= Instructions for the task =
Below are some records; retype all of them exactly.

= Records provided =
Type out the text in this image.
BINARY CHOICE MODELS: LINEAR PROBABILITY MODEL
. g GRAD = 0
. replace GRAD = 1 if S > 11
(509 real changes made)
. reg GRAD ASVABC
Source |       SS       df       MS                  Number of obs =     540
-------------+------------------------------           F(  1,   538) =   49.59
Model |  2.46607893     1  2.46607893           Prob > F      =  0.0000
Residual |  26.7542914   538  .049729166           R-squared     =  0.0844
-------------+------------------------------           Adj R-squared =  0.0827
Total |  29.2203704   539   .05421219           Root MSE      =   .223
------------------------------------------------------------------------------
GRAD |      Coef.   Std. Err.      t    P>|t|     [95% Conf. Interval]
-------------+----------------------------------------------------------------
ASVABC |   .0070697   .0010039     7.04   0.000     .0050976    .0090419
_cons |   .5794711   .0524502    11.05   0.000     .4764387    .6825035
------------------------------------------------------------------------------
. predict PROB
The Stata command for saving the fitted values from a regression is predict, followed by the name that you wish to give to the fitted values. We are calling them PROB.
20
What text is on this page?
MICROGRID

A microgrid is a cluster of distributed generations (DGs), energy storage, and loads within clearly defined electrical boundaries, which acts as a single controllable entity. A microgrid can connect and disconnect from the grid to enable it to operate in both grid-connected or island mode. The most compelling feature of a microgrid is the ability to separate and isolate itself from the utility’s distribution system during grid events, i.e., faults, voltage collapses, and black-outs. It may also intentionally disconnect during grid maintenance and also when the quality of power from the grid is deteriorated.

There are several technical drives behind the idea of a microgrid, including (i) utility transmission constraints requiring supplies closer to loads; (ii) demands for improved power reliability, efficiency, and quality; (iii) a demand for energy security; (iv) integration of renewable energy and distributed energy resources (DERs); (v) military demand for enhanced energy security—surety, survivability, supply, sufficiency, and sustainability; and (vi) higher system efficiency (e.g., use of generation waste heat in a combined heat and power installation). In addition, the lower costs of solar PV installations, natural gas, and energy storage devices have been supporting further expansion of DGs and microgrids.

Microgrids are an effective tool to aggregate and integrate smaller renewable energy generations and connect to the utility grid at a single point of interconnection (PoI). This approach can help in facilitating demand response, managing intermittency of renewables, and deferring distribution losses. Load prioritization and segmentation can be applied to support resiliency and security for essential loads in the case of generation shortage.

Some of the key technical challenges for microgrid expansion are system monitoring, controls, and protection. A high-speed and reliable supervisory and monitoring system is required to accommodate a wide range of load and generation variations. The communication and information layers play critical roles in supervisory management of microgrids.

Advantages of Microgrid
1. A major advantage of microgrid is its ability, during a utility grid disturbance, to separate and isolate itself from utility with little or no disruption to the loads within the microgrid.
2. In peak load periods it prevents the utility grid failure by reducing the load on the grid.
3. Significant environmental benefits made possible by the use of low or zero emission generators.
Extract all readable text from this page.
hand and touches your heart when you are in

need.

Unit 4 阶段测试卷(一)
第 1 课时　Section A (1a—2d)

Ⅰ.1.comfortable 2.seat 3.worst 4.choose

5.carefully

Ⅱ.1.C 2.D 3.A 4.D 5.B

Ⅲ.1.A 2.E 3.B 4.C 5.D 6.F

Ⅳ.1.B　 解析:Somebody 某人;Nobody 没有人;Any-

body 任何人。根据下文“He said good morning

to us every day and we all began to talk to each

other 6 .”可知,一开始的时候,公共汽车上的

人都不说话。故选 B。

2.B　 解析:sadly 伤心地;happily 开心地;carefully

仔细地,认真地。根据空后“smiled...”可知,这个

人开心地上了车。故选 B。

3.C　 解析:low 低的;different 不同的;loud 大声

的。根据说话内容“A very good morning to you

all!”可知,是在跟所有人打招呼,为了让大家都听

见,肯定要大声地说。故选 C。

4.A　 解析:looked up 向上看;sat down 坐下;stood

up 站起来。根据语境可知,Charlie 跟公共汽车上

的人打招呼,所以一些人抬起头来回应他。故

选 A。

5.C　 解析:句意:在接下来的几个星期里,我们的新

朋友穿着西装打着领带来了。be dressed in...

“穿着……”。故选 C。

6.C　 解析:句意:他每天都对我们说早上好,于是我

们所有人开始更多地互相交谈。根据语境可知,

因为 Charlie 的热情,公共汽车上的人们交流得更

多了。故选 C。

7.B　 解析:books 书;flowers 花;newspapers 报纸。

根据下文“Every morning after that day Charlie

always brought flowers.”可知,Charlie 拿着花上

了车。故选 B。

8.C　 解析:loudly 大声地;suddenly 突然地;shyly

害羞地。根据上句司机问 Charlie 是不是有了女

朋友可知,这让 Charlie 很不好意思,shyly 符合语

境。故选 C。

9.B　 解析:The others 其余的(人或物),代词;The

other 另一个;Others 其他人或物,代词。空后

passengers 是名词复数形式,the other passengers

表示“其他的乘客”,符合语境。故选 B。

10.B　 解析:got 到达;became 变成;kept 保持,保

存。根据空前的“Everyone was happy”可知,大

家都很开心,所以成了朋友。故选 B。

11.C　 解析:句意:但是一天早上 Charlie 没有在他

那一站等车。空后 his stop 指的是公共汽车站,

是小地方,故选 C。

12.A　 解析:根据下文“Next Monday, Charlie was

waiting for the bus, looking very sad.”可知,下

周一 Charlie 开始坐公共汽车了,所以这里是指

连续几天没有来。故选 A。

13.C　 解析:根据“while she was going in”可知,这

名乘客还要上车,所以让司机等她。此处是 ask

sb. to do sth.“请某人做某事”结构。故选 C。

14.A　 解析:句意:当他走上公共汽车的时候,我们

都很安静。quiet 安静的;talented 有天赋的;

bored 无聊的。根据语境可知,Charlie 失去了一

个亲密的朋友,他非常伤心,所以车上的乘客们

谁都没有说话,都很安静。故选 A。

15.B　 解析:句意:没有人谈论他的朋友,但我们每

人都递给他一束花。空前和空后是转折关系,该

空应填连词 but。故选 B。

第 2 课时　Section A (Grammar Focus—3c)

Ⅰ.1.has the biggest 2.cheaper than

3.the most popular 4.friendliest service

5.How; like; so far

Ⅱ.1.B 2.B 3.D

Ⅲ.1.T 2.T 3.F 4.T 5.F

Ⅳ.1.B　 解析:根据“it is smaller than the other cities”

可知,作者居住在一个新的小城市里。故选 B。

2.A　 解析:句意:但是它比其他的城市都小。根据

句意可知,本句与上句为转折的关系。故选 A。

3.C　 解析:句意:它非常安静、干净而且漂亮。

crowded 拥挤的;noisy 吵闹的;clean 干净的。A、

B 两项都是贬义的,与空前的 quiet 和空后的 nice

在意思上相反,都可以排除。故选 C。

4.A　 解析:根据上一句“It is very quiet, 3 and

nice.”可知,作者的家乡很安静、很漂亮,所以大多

= Task response =
Type out the text in this image.
BINARY CHOICE MODELS: LINEAR PROBABILITY MODEL
. g GRAD = 0
. replace GRAD = 1 if S > 11
(509 real changes made)
. reg GRAD ASVABC
Source |       SS       df       MS                  Number of obs =     540
-------------+------------------------------           F(  1,   538) =   49.59
Model |  2.46607893     1  2.46607893           Prob > F      =  0.0000
Residual |  26.7542914   538  .049729166           R-squared     =  0.0844
-------------+------------------------------           Adj R-squared =  0.0827
Total |  29.2203704   539   .05421219           Root MSE      =   .223
------------------------------------------------------------------------------
GRAD |      Coef.   Std. Err.      t    P>|t|     [95% Conf. Interval]
-------------+----------------------------------------------------------------
ASVABC |   .0070697   .0010039     7.04   0.000     .0050976    .0090419
_cons |   .5794711   .0524502    11.05   0.000     .4764387    .6825035
------------------------------------------------------------------------------
. predict PROB
The Stata command for saving the fitted values from a regression is predict, followed by the name that you wish to give to the fitted values. We are calling them PROB.
20
What text is on this page?
MICROGRID

A microgrid is a cluster of distributed generations (DGs), energy storage, and loads within clearly defined electrical boundaries, which acts as a single controllable entity. A microgrid can connect and disconnect from the grid to enable it to operate in both grid-connected or island mode. The most compelling feature of a microgrid is the ability to separate and isolate itself from the utility’s distribution system during grid events, i.e., faults, voltage collapses, and black-outs. It may also intentionally disconnect during grid maintenance and also when the quality of power from the grid is deteriorated.

There are several technical drives behind the idea of a microgrid, including (i) utility transmission constraints requiring supplies closer to loads; (ii) demands for improved power reliability, efficiency, and quality; (iii) a demand for energy security; (iv) integration of renewable energy and distributed energy resources (DERs); (v) military demand for enhanced energy security—surety, survivability, supply, sufficiency, and sustainability; and (vi) higher system efficiency (e.g., use of generation waste heat in a combined heat and power installation). In addition, the lower costs of solar PV installations, natural gas, and energy storage devices have been supporting further expansion of DGs and microgrids.

Microgrids are an effective tool to aggregate and integrate smaller renewable energy generations and connect to the utility grid at a single point of interconnection (PoI). This approach can help in facilitating demand response, managing intermittency of renewables, and deferring distribution losses. Load prioritization and segmentation can be applied to support resiliency and security for essential loads in the case of generation shortage.

Some of the key technical challenges for microgrid expansion are system monitoring, controls, and protection. A high-speed and reliable supervisory and monitoring system is required to accommodate a wide range of load and generation variations. The communication and information layers play critical roles in supervisory management of microgrids.

Advantages of Microgrid
1. A major advantage of microgrid is its ability, during a utility grid disturbance, to separate and isolate itself from utility with little or no disruption to the loads within the microgrid.
2. In peak load periods it prevents the utility grid failure by reducing the load on the grid.
3. Significant environmental benefits made possible by the use of low or zero emission generators.
Extract all readable text from this page.
hand and touches your heart when you are in

need.

Unit 4 阶段测试卷(一)
第 1 课时　Section A (1a—2d)

Ⅰ.1.comfortable 2.seat 3.worst 4.choose

5.carefully

Ⅱ.1.C 2.D 3.A 4.D 5.B

Ⅲ.1.A 2.E 3.B 4.C 5.D 6.F

Ⅳ.1.B　 解析:Somebody 某人;Nobody 没有人;Any-

body 任何人。根据下文“He said good morning

to us every day and we all began to talk to each

other 6 .”可知,一开始的时候,公共汽车上的

人都不说话。故选 B。

2.B　 解析:sadly 伤心地;happily 开心地;carefully

仔细地,认真地。根据空后“smiled...”可知,这个

人开心地上了车。故选 B。

3.C　 解析:low 低的;different 不同的;loud 大声

的。根据说话内容“A very good morning to you

all!”可知,是在跟所有人打招呼,为了让大家都听

见,肯定要大声地说。故选 C。

4.A　 解析:looked up 向上看;sat down 坐下;stood

up 站起来。根据语境可知,Charlie 跟公共汽车上

的人打招呼,所以一些人抬起头来回应他。故

选 A。

5.C　 解析:句意:在接下来的几个星期里,我们的新

朋友穿着西装打着领带来了。be dressed in...

“穿着……”。故选 C。

6.C　 解析:句意:他每天都对我们说早上好,于是我

们所有人开始更多地互相交谈。根据语境可知,

因为 Charlie 的热情,公共汽车上的人们交流得更

多了。故选 C。

7.B　 解析:books 书;flowers 花;newspapers 报纸。

根据下文“Every morning after that day Charlie

always brought flowers.”可知,Charlie 拿着花上

了车。故选 B。

8.C　 解析:loudly 大声地;suddenly 突然地;shyly

害羞地。根据上句司机问 Charlie 是不是有了女

朋友可知,这让 Charlie 很不好意思,shyly 符合语

境。故选 C。

9.B　 解析:The others 其余的(人或物),代词;The

other 另一个;Others 其他人或物,代词。空后

passengers 是名词复数形式,the other passengers

表示“其他的乘客”,符合语境。故选 B。

10.B　 解析:got 到达;became 变成;kept 保持,保

存。根据空前的“Everyone was happy”可知,大

家都很开心,所以成了朋友。故选 B。

11.C　 解析:句意:但是一天早上 Charlie 没有在他

那一站等车。空后 his stop 指的是公共汽车站,

是小地方,故选 C。

12.A　 解析:根据下文“Next Monday, Charlie was

waiting for the bus, looking very sad.”可知,下

周一 Charlie 开始坐公共汽车了,所以这里是指

连续几天没有来。故选 A。

13.C　 解析:根据“while she was going in”可知,这

名乘客还要上车,所以让司机等她。此处是 ask

sb. to do sth.“请某人做某事”结构。故选 C。

14.A　 解析:句意:当他走上公共汽车的时候,我们

都很安静。quiet 安静的;talented 有天赋的;

bored 无聊的。根据语境可知,Charlie 失去了一

个亲密的朋友,他非常伤心,所以车上的乘客们

谁都没有说话,都很安静。故选 A。

15.B　 解析:句意:没有人谈论他的朋友,但我们每

人都递给他一束花。空前和空后是转折关系,该

空应填连词 but。故选 B。

第 2 课时　Section A (Grammar Focus—3c)

Ⅰ.1.has the biggest 2.cheaper than

3.the most popular 4.friendliest service

5.How; like; so far

Ⅱ.1.B 2.B 3.D

Ⅲ.1.T 2.T 3.F 4.T 5.F

Ⅳ.1.B　 解析:根据“it is smaller than the other cities”

可知,作者居住在一个新的小城市里。故选 B。

2.A　 解析:句意:但是它比其他的城市都小。根据

句意可知,本句与上句为转折的关系。故选 A。

3.C　 解析:句意:它非常安静、干净而且漂亮。

crowded 拥挤的;noisy 吵闹的;clean 干净的。A、

B 两项都是贬义的,与空前的 quiet 和空后的 nice

在意思上相反,都可以排除。故选 C。

4.A　 解析:根据上一句“It is very quiet, 3 and

nice.”可知,作者的家乡很安静、很漂亮,所以大多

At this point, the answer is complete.